Filter the data for lines with the word "pouvez", then copy every line so identified.

[Stored entries]
<<<<

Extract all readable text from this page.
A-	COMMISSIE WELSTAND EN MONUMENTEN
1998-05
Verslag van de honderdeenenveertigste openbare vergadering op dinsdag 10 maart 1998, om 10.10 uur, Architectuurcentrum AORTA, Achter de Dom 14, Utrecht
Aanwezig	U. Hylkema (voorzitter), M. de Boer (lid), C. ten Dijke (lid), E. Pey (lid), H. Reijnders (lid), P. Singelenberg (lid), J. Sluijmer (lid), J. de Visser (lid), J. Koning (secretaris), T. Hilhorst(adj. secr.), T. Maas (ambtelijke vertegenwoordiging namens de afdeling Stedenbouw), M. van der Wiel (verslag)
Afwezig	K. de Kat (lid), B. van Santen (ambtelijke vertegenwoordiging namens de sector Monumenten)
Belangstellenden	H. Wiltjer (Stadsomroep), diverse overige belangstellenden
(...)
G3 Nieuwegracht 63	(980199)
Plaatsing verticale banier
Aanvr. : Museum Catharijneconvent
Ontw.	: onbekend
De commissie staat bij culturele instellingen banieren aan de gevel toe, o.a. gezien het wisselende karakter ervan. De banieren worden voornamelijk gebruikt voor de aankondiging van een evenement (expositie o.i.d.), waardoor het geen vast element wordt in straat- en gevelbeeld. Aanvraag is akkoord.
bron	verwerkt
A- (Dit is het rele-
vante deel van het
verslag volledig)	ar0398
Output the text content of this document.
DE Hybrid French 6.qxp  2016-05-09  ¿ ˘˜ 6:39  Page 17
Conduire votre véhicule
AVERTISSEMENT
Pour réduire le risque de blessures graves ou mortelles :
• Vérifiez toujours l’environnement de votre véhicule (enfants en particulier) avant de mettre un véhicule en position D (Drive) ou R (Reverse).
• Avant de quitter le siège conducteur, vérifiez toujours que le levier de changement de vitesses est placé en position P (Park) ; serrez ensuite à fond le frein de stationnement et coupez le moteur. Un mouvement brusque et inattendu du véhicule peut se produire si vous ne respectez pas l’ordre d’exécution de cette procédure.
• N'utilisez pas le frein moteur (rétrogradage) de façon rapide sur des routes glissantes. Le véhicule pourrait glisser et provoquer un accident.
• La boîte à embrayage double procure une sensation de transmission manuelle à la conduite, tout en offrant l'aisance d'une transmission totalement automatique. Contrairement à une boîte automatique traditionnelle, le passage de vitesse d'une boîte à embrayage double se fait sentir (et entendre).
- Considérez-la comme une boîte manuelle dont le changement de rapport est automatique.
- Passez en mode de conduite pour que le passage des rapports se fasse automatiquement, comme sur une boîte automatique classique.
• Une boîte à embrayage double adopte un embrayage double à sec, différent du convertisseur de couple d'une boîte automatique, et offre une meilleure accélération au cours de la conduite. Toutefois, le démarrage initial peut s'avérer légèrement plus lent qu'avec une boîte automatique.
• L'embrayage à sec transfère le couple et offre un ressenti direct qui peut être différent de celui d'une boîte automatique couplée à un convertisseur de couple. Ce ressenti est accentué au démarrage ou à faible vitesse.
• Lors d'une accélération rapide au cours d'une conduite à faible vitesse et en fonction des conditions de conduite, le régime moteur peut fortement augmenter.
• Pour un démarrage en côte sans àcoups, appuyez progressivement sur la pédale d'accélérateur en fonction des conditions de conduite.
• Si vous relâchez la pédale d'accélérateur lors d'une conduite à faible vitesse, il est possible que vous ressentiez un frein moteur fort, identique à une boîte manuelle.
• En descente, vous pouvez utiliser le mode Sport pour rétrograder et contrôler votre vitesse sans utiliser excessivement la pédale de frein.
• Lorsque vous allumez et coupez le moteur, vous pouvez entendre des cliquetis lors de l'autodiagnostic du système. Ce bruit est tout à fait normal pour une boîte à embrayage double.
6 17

>>>>

#### [RESULT]
• En descente, vous pouvez utiliser le mode Sport pour rétrograder et contrôler votre vitesse sans utiliser excessivement la pédale de frein.
• Lorsque vous allumez et coupez le moteur, vous pouvez entendre des cliquetis lors de l'autodiagnostic du système. Ce bruit est tout à fait normal pour une boîte à embrayage double.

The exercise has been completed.